# Exercise
Count, in the entries, the lines with "Neurite". Answer with the number only.

# Supplied material
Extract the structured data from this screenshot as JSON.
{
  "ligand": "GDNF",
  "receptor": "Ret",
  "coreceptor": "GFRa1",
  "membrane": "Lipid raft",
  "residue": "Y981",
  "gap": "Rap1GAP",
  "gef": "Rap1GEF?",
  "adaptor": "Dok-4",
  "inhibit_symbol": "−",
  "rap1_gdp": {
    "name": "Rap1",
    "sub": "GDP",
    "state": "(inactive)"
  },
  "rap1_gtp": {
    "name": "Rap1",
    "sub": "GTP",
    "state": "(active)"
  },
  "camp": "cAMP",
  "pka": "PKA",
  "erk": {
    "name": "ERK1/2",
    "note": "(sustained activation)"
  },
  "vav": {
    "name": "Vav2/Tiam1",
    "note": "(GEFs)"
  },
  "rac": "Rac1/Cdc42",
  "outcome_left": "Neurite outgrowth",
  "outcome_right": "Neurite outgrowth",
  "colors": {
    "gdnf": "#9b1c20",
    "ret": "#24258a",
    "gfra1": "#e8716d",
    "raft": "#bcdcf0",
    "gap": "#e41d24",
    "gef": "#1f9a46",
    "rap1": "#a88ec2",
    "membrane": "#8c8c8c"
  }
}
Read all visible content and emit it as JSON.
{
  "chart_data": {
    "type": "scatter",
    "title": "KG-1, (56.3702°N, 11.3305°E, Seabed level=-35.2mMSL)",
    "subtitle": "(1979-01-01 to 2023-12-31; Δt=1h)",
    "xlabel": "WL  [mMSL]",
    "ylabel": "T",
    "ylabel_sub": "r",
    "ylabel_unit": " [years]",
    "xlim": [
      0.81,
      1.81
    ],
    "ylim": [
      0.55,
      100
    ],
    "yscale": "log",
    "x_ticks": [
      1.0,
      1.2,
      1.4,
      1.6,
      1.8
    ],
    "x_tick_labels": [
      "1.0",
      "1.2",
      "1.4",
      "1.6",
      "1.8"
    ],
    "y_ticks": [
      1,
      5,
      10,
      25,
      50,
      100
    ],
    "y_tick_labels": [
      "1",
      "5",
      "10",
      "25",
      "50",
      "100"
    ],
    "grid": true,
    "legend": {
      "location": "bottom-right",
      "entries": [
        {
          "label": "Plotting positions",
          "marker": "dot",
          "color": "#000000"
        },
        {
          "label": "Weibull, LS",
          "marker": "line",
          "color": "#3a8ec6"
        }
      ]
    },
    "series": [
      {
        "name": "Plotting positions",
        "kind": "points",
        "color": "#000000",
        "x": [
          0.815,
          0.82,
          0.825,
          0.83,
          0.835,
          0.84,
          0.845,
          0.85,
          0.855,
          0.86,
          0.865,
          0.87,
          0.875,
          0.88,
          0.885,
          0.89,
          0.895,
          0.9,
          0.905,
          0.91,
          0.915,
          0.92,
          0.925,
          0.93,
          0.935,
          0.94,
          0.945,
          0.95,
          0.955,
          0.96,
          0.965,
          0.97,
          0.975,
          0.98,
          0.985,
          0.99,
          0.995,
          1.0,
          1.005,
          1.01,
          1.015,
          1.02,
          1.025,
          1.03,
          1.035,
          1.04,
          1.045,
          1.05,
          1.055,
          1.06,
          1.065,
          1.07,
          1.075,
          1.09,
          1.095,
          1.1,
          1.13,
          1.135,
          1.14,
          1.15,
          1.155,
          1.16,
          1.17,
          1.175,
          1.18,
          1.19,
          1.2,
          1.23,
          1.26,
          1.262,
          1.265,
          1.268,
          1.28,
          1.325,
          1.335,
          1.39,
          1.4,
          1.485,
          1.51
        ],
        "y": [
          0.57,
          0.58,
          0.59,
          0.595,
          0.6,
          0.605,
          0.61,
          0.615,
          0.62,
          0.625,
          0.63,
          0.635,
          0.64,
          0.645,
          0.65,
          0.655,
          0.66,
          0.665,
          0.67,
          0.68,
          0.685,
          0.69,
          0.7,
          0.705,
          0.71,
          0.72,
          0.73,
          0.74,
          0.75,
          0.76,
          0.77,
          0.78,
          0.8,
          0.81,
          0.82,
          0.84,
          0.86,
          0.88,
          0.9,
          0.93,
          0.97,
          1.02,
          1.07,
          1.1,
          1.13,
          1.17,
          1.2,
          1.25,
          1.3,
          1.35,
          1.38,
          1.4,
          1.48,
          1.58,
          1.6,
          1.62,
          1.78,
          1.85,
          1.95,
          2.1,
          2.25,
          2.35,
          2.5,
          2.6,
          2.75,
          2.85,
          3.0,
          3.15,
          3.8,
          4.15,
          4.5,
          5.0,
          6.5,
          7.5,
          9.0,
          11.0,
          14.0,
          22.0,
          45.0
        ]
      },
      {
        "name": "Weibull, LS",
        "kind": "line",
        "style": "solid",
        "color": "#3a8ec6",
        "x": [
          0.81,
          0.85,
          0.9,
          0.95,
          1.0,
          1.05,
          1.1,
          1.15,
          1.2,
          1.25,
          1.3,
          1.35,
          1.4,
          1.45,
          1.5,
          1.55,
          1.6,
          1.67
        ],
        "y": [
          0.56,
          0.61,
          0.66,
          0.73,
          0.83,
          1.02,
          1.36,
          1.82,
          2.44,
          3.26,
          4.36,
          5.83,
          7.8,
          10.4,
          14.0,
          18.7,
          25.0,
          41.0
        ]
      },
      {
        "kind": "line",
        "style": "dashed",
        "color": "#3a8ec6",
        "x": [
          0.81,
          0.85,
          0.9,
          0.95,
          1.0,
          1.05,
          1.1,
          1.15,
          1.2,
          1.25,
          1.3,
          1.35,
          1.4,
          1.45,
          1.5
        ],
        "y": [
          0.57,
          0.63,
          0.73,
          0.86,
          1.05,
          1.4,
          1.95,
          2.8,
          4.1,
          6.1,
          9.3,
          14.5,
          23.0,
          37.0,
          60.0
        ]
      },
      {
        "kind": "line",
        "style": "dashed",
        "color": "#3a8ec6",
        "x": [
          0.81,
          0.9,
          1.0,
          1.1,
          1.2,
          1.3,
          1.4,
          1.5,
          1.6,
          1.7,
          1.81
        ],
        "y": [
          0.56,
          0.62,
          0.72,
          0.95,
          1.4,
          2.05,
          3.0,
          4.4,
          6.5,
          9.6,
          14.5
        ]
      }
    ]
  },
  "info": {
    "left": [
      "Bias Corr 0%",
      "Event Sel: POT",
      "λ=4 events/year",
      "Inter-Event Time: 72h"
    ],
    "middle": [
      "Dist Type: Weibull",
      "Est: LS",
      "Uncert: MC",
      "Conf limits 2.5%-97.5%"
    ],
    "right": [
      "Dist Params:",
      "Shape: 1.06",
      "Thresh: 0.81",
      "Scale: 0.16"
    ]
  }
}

# Reply
2